**Data to process**
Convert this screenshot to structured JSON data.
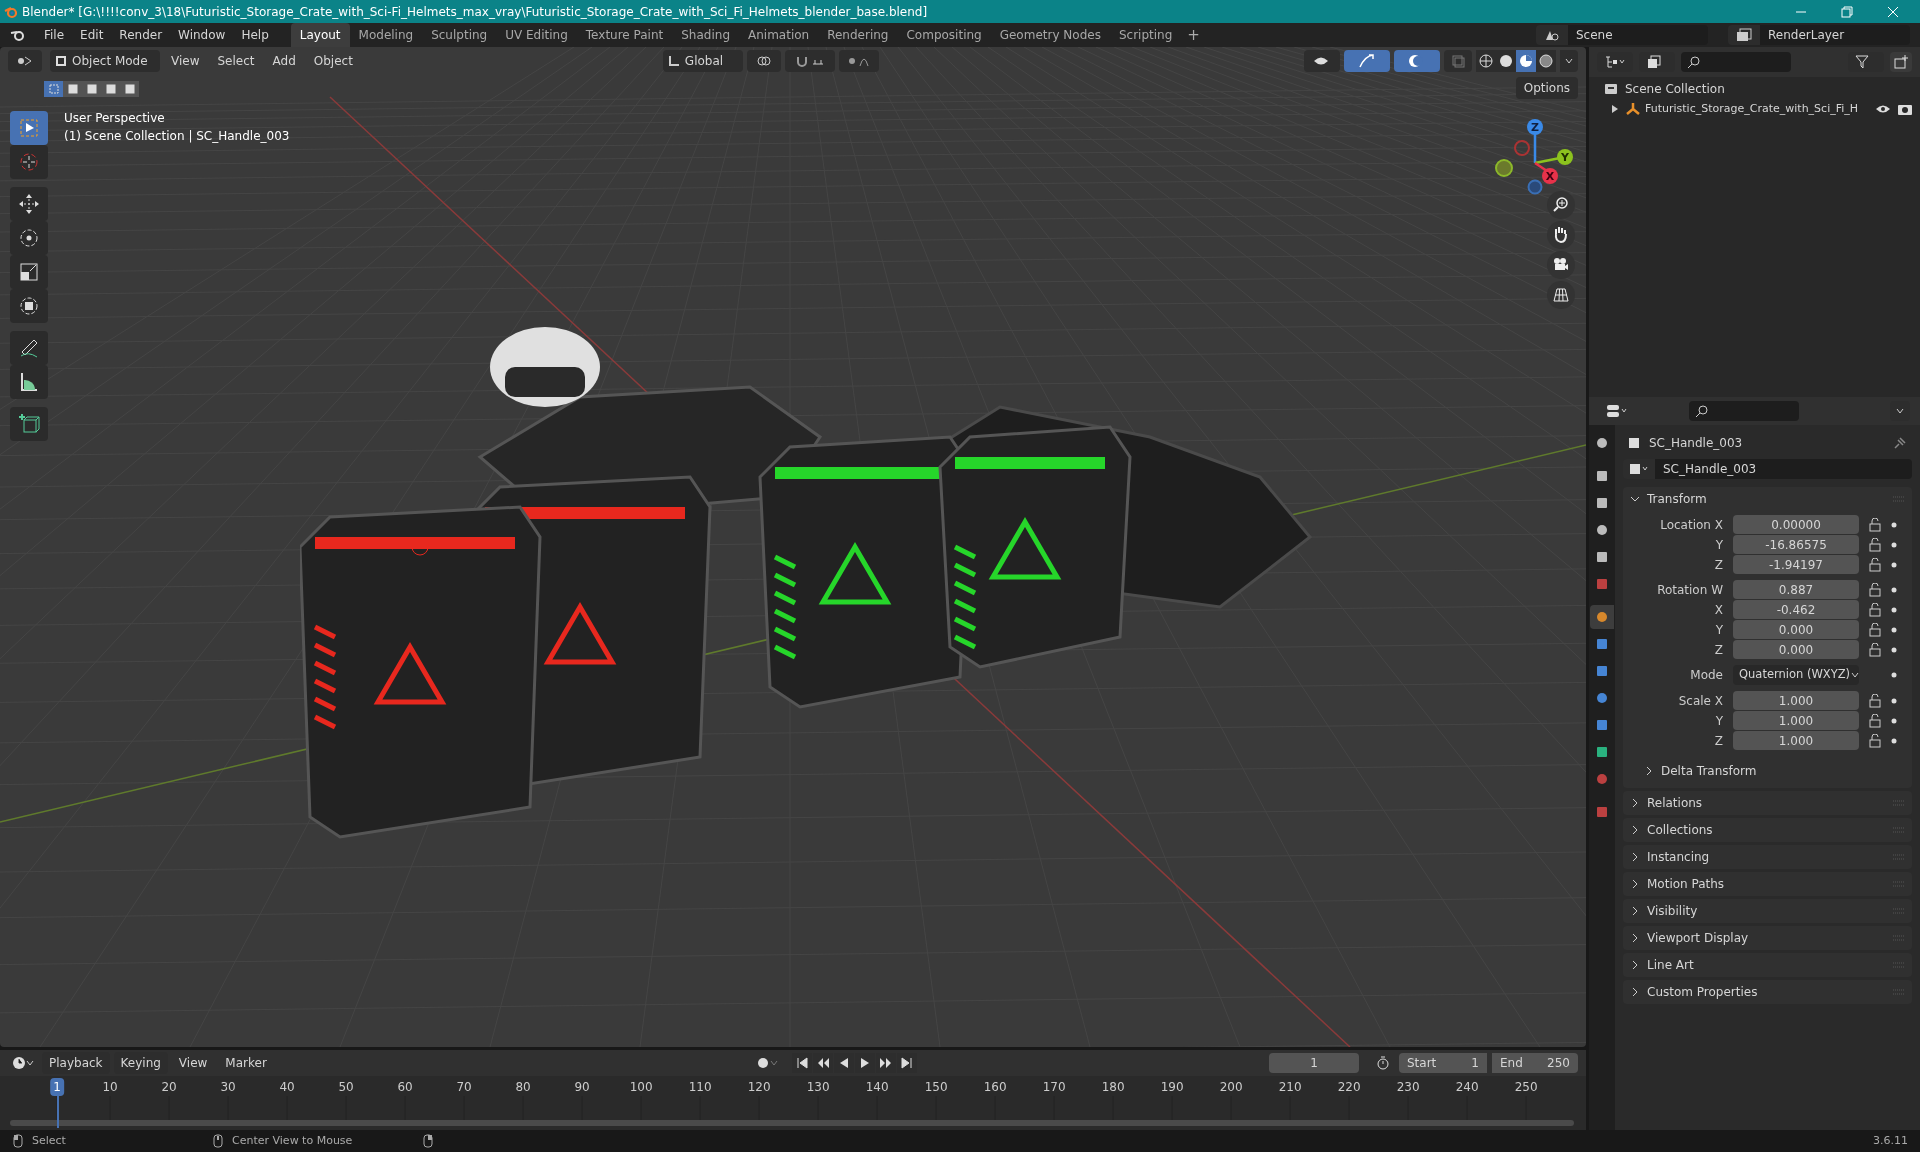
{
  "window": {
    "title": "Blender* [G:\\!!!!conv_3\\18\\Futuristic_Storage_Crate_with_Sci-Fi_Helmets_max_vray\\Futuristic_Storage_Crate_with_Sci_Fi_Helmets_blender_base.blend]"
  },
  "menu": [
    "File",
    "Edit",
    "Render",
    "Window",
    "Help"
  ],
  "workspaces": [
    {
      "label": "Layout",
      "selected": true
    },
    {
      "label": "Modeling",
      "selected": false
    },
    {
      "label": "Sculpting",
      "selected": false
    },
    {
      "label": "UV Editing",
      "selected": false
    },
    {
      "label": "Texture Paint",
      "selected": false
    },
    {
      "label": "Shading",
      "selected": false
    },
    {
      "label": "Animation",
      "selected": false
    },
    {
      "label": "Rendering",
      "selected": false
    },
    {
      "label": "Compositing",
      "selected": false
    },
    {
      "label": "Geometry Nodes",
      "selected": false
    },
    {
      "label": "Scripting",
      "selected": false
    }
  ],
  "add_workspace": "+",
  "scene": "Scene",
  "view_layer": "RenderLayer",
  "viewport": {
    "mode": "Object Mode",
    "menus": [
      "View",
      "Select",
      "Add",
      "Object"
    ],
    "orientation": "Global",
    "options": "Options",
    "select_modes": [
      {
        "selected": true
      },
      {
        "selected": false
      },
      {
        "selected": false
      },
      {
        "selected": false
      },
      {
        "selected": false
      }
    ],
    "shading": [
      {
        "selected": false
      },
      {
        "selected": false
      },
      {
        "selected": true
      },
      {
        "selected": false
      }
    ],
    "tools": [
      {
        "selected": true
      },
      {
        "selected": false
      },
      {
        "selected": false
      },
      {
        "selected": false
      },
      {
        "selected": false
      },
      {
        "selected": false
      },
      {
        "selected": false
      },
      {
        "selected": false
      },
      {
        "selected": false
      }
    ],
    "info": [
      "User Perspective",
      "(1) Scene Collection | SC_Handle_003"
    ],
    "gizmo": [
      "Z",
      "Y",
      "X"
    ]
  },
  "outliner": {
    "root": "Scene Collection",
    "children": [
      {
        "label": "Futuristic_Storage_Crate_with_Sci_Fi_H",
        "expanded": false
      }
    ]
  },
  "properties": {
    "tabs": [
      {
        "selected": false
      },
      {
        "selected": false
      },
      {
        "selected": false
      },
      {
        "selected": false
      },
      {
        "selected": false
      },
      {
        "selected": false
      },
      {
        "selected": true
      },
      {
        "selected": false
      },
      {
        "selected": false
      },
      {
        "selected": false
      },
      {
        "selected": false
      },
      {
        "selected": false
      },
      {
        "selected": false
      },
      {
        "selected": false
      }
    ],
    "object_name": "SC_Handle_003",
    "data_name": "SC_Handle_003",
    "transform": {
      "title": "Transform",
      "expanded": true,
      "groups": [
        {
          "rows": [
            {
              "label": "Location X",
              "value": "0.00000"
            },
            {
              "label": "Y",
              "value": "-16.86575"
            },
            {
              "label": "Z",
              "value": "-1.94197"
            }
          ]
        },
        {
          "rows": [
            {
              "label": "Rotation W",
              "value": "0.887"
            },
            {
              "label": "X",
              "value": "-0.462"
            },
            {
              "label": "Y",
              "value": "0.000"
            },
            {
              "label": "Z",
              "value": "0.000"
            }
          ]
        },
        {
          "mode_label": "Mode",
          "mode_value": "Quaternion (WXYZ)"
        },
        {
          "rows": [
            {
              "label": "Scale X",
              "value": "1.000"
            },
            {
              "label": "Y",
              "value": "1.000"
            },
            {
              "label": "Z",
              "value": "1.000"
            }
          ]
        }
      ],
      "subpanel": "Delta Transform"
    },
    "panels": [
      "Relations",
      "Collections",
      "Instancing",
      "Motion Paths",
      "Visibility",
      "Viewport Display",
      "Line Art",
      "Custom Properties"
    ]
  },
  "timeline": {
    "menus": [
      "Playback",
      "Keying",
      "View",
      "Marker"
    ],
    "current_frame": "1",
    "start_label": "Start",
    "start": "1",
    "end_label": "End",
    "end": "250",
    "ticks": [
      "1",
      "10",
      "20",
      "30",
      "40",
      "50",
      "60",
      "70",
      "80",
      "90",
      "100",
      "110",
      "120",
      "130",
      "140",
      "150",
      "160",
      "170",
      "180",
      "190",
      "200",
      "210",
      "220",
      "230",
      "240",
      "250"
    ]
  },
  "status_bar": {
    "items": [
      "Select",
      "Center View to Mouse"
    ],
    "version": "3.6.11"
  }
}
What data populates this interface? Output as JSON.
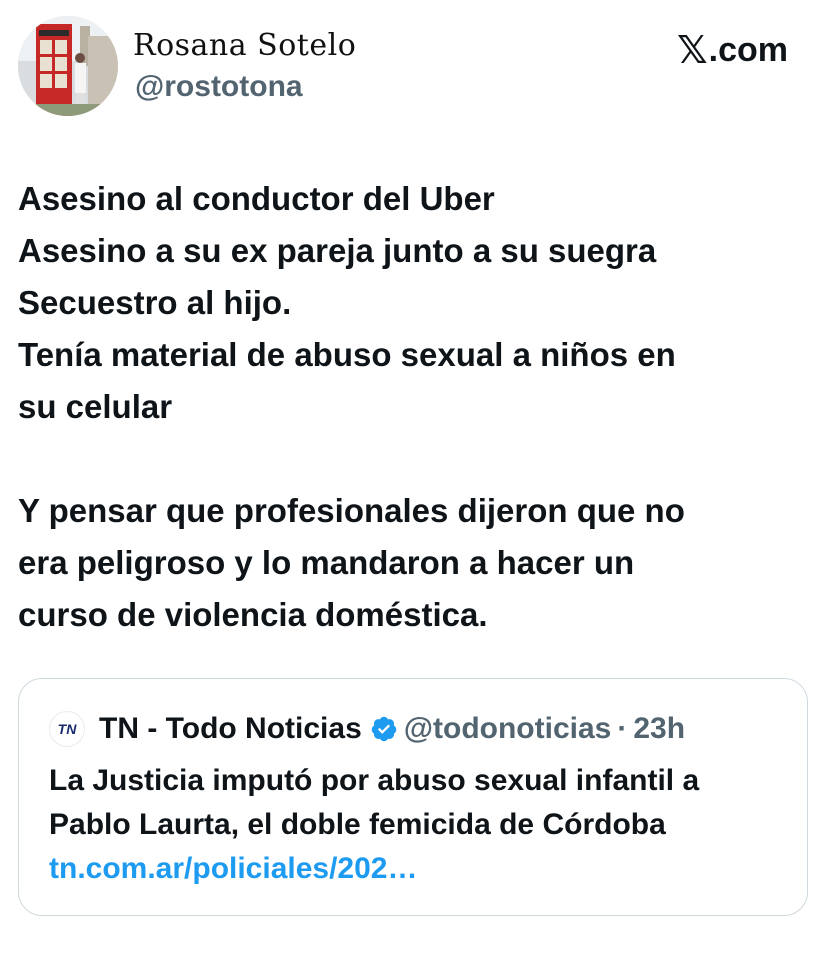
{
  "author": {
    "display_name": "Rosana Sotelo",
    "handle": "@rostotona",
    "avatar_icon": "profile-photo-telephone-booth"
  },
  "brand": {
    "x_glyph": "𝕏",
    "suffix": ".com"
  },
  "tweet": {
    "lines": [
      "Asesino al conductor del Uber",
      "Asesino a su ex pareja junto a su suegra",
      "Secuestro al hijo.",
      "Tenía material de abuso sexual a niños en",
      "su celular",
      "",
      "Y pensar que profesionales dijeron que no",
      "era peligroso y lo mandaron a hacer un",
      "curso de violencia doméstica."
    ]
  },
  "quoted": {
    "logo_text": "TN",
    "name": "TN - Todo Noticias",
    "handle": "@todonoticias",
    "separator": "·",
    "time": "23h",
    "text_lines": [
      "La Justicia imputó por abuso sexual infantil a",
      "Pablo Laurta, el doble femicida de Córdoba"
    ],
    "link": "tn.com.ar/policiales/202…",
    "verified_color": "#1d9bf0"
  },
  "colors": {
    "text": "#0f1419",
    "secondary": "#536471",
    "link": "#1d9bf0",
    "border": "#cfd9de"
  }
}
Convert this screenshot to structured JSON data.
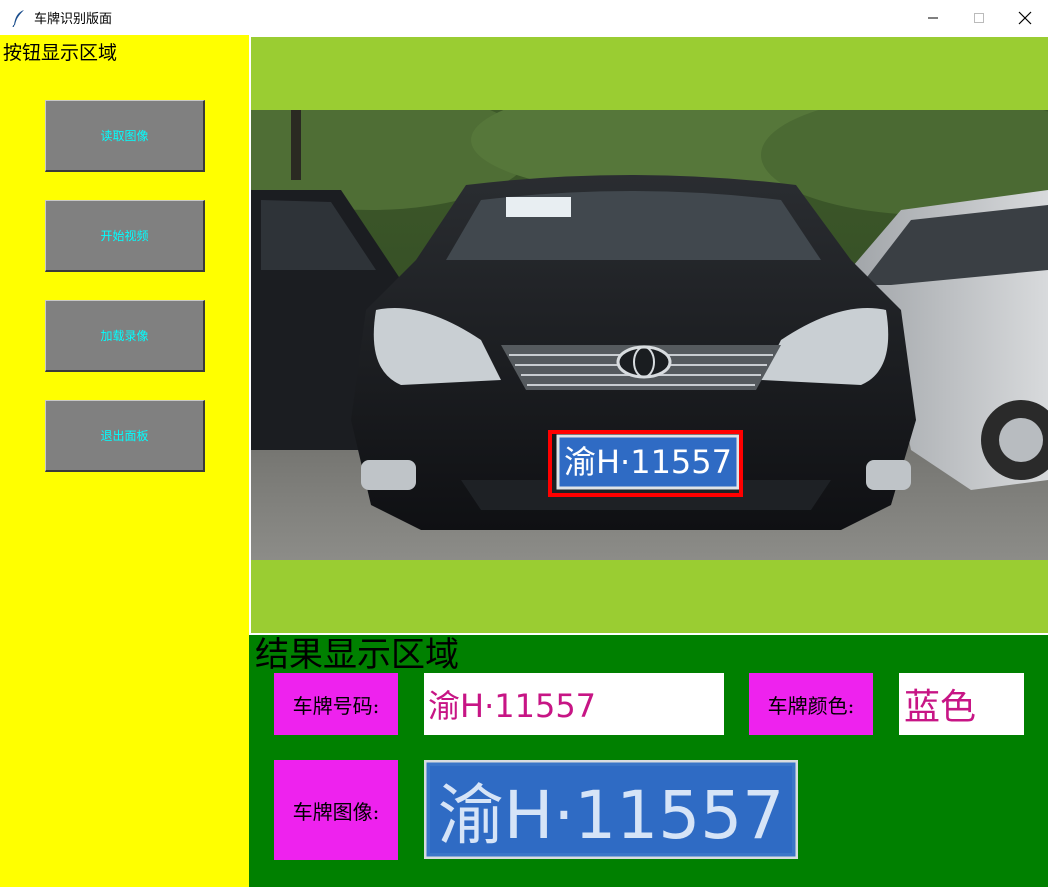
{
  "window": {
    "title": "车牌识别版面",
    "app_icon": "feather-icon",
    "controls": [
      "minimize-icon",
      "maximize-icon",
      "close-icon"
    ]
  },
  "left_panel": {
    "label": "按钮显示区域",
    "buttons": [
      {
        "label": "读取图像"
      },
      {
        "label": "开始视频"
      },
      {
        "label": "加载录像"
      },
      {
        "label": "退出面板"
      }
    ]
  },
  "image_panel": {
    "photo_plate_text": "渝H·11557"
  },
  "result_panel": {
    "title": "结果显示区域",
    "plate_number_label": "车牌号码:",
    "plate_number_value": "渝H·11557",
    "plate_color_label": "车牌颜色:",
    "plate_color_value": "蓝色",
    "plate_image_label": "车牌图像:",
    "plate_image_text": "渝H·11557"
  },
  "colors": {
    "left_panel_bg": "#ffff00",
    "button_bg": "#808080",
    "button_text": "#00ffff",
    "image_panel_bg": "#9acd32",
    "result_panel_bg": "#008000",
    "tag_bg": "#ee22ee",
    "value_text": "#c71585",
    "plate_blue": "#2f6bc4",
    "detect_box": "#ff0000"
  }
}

**What needs to be done**
The records above need to be restated word for word, with the pictures left out.

**Correct output**
Convert this screenshot to structured JSON data.
{
  "window": {
    "title": "Blender* [G:\\!!!!conv_3\\18\\Futuristic_Storage_Crate_with_Sci-Fi_Helmets_max_vray\\Futuristic_Storage_Crate_with_Sci_Fi_Helmets_blender_base.blend]"
  },
  "menu": [
    "File",
    "Edit",
    "Render",
    "Window",
    "Help"
  ],
  "workspaces": [
    {
      "label": "Layout",
      "selected": true
    },
    {
      "label": "Modeling",
      "selected": false
    },
    {
      "label": "Sculpting",
      "selected": false
    },
    {
      "label": "UV Editing",
      "selected": false
    },
    {
      "label": "Texture Paint",
      "selected": false
    },
    {
      "label": "Shading",
      "selected": false
    },
    {
      "label": "Animation",
      "selected": false
    },
    {
      "label": "Rendering",
      "selected": false
    },
    {
      "label": "Compositing",
      "selected": false
    },
    {
      "label": "Geometry Nodes",
      "selected": false
    },
    {
      "label": "Scripting",
      "selected": false
    }
  ],
  "add_workspace": "+",
  "scene": "Scene",
  "view_layer": "RenderLayer",
  "viewport": {
    "mode": "Object Mode",
    "menus": [
      "View",
      "Select",
      "Add",
      "Object"
    ],
    "orientation": "Global",
    "options": "Options",
    "select_modes": [
      {
        "selected": true
      },
      {
        "selected": false
      },
      {
        "selected": false
      },
      {
        "selected": false
      },
      {
        "selected": false
      }
    ],
    "shading": [
      {
        "selected": false
      },
      {
        "selected": false
      },
      {
        "selected": true
      },
      {
        "selected": false
      }
    ],
    "tools": [
      {
        "selected": true
      },
      {
        "selected": false
      },
      {
        "selected": false
      },
      {
        "selected": false
      },
      {
        "selected": false
      },
      {
        "selected": false
      },
      {
        "selected": false
      },
      {
        "selected": false
      },
      {
        "selected": false
      }
    ],
    "info": [
      "User Perspective",
      "(1) Scene Collection | SC_Handle_003"
    ],
    "gizmo": [
      "Z",
      "Y",
      "X"
    ]
  },
  "outliner": {
    "root": "Scene Collection",
    "children": [
      {
        "label": "Futuristic_Storage_Crate_with_Sci_Fi_H",
        "expanded": false
      }
    ]
  },
  "properties": {
    "tabs": [
      {
        "selected": false
      },
      {
        "selected": false
      },
      {
        "selected": false
      },
      {
        "selected": false
      },
      {
        "selected": false
      },
      {
        "selected": false
      },
      {
        "selected": true
      },
      {
        "selected": false
      },
      {
        "selected": false
      },
      {
        "selected": false
      },
      {
        "selected": false
      },
      {
        "selected": false
      },
      {
        "selected": false
      },
      {
        "selected": false
      }
    ],
    "object_name": "SC_Handle_003",
    "data_name": "SC_Handle_003",
    "transform": {
      "title": "Transform",
      "expanded": true,
      "groups": [
        {
          "rows": [
            {
              "label": "Location X",
              "value": "0.00000"
            },
            {
              "label": "Y",
              "value": "-16.86575"
            },
            {
              "label": "Z",
              "value": "-1.94197"
            }
          ]
        },
        {
          "rows": [
            {
              "label": "Rotation W",
              "value": "0.887"
            },
            {
              "label": "X",
              "value": "-0.462"
            },
            {
              "label": "Y",
              "value": "0.000"
            },
            {
              "label": "Z",
              "value": "0.000"
            }
          ]
        },
        {
          "mode_label": "Mode",
          "mode_value": "Quaternion (WXYZ)"
        },
        {
          "rows": [
            {
              "label": "Scale X",
              "value": "1.000"
            },
            {
              "label": "Y",
              "value": "1.000"
            },
            {
              "label": "Z",
              "value": "1.000"
            }
          ]
        }
      ],
      "subpanel": "Delta Transform"
    },
    "panels": [
      "Relations",
      "Collections",
      "Instancing",
      "Motion Paths",
      "Visibility",
      "Viewport Display",
      "Line Art",
      "Custom Properties"
    ]
  },
  "timeline": {
    "menus": [
      "Playback",
      "Keying",
      "View",
      "Marker"
    ],
    "current_frame": "1",
    "start_label": "Start",
    "start": "1",
    "end_label": "End",
    "end": "250",
    "ticks": [
      "1",
      "10",
      "20",
      "30",
      "40",
      "50",
      "60",
      "70",
      "80",
      "90",
      "100",
      "110",
      "120",
      "130",
      "140",
      "150",
      "160",
      "170",
      "180",
      "190",
      "200",
      "210",
      "220",
      "230",
      "240",
      "250"
    ]
  },
  "status_bar": {
    "items": [
      "Select",
      "Center View to Mouse"
    ],
    "version": "3.6.11"
  }
}
What data populates this interface? Output as JSON.
{
  "author": {
    "display_name": "Rosana Sotelo",
    "handle": "@rostotona",
    "avatar_icon": "profile-photo-telephone-booth"
  },
  "brand": {
    "x_glyph": "𝕏",
    "suffix": ".com"
  },
  "tweet": {
    "lines": [
      "Asesino al conductor del Uber",
      "Asesino a su ex pareja junto a su suegra",
      "Secuestro al hijo.",
      "Tenía material de abuso sexual a niños en",
      "su celular",
      "",
      "Y pensar que profesionales dijeron que no",
      "era peligroso y lo mandaron a hacer un",
      "curso de violencia doméstica."
    ]
  },
  "quoted": {
    "logo_text": "TN",
    "name": "TN - Todo Noticias",
    "handle": "@todonoticias",
    "separator": "·",
    "time": "23h",
    "text_lines": [
      "La Justicia imputó por abuso sexual infantil a",
      "Pablo Laurta, el doble femicida de Córdoba"
    ],
    "link": "tn.com.ar/policiales/202…",
    "verified_color": "#1d9bf0"
  },
  "colors": {
    "text": "#0f1419",
    "secondary": "#536471",
    "link": "#1d9bf0",
    "border": "#cfd9de"
  }
}
Convert this screenshot to structured JSON data.
{
  "window": {
    "title": "车牌识别版面",
    "app_icon": "feather-icon",
    "controls": [
      "minimize-icon",
      "maximize-icon",
      "close-icon"
    ]
  },
  "left_panel": {
    "label": "按钮显示区域",
    "buttons": [
      {
        "label": "读取图像"
      },
      {
        "label": "开始视频"
      },
      {
        "label": "加载录像"
      },
      {
        "label": "退出面板"
      }
    ]
  },
  "image_panel": {
    "photo_plate_text": "渝H·11557"
  },
  "result_panel": {
    "title": "结果显示区域",
    "plate_number_label": "车牌号码:",
    "plate_number_value": "渝H·11557",
    "plate_color_label": "车牌颜色:",
    "plate_color_value": "蓝色",
    "plate_image_label": "车牌图像:",
    "plate_image_text": "渝H·11557"
  },
  "colors": {
    "left_panel_bg": "#ffff00",
    "button_bg": "#808080",
    "button_text": "#00ffff",
    "image_panel_bg": "#9acd32",
    "result_panel_bg": "#008000",
    "tag_bg": "#ee22ee",
    "value_text": "#c71585",
    "plate_blue": "#2f6bc4",
    "detect_box": "#ff0000"
  }
}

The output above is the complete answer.